Entries from a dataset
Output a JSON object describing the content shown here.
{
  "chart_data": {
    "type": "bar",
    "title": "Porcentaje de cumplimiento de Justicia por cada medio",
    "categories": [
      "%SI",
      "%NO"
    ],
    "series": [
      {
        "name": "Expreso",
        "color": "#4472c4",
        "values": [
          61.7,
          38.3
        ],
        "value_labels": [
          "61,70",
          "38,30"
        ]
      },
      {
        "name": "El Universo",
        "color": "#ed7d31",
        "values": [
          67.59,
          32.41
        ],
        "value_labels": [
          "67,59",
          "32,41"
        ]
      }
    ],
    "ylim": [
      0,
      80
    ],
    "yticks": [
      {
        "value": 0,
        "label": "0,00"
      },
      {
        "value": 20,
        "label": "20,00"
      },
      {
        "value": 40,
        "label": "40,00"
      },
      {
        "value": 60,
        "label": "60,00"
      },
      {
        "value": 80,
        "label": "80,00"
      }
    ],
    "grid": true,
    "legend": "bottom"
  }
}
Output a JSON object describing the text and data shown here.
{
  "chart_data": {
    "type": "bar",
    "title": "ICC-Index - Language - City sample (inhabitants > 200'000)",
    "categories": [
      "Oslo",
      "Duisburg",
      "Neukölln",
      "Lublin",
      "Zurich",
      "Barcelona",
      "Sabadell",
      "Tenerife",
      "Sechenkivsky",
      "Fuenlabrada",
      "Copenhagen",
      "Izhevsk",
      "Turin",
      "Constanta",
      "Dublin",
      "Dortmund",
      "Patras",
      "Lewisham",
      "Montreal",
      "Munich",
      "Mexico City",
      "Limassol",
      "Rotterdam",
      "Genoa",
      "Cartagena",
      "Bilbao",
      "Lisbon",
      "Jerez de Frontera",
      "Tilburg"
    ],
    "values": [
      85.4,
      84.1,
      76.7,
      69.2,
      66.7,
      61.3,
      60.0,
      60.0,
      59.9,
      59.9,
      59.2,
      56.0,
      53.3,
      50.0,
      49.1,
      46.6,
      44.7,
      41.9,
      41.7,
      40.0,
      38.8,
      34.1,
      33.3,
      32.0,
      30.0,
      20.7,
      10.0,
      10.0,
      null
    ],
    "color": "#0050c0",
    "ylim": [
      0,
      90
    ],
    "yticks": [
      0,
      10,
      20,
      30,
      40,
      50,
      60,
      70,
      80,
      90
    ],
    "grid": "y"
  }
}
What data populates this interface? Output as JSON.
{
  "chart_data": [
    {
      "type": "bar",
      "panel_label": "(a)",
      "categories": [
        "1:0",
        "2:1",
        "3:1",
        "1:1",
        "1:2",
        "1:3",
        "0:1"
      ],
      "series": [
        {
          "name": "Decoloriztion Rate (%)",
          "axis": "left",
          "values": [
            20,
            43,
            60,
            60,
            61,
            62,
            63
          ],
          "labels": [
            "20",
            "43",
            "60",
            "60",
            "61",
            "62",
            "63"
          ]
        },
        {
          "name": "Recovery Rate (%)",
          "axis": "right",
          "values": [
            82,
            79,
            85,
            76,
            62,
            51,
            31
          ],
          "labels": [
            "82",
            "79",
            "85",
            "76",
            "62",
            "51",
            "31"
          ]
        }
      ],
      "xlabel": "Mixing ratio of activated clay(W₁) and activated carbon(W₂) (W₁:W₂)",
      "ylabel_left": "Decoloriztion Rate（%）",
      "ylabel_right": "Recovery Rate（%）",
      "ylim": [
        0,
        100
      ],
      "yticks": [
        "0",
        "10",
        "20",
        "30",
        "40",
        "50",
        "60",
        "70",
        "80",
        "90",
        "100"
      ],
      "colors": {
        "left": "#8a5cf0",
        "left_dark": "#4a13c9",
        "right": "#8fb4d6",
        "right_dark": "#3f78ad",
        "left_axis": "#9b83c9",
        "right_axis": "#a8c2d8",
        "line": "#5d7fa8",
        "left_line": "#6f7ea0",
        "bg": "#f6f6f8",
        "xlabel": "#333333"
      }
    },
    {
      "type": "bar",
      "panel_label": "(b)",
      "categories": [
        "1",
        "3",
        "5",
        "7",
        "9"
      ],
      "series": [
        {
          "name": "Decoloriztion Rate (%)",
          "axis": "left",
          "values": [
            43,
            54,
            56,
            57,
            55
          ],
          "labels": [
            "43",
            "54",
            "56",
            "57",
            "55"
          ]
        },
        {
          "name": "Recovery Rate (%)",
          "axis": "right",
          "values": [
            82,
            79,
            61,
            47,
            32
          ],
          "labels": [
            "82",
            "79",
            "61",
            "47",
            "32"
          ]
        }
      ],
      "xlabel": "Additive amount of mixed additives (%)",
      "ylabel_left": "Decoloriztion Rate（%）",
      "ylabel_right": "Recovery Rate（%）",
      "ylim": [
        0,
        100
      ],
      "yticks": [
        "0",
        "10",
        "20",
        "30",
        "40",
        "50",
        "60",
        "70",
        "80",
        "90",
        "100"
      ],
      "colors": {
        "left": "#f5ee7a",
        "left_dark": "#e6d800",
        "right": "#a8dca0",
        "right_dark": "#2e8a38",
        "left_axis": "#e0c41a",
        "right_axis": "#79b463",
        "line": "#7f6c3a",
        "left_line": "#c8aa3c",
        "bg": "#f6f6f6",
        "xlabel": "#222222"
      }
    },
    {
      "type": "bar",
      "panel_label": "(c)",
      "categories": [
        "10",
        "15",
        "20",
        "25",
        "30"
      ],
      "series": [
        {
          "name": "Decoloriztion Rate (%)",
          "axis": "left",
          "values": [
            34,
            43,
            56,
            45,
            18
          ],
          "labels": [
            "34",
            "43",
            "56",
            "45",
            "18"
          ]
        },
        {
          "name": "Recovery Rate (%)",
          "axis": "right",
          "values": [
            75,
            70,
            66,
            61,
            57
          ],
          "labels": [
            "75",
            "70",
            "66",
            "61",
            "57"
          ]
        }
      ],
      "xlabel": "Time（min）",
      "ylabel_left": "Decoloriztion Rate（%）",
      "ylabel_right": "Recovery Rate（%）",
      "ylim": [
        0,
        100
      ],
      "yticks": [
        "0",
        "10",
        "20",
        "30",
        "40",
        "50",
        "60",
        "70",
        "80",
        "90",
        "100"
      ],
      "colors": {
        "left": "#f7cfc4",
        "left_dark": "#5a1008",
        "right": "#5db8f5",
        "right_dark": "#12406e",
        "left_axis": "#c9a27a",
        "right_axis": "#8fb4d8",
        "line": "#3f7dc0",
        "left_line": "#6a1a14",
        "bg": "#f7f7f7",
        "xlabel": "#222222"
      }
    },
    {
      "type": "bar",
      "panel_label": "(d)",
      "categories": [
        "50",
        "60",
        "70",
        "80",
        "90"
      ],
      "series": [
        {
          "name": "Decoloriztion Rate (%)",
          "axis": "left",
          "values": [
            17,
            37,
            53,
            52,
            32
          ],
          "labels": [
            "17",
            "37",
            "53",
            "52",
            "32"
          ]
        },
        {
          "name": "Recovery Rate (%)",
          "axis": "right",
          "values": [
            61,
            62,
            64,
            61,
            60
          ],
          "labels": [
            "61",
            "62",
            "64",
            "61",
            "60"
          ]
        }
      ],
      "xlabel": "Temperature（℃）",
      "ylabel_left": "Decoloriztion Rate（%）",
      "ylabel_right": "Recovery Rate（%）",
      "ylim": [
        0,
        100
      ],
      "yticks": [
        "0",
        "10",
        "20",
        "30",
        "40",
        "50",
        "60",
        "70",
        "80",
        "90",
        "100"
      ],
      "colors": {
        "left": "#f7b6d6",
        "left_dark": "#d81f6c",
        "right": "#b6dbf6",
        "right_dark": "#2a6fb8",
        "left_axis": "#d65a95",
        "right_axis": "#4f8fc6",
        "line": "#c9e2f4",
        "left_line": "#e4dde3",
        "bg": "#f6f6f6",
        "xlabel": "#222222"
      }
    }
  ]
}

To be done. Extract all lines of the records above that include "City".

Result for this exercise.
    "title": "ICC-Index - Language - City sample (inhabitants > 200'000)",
      "Mexico City",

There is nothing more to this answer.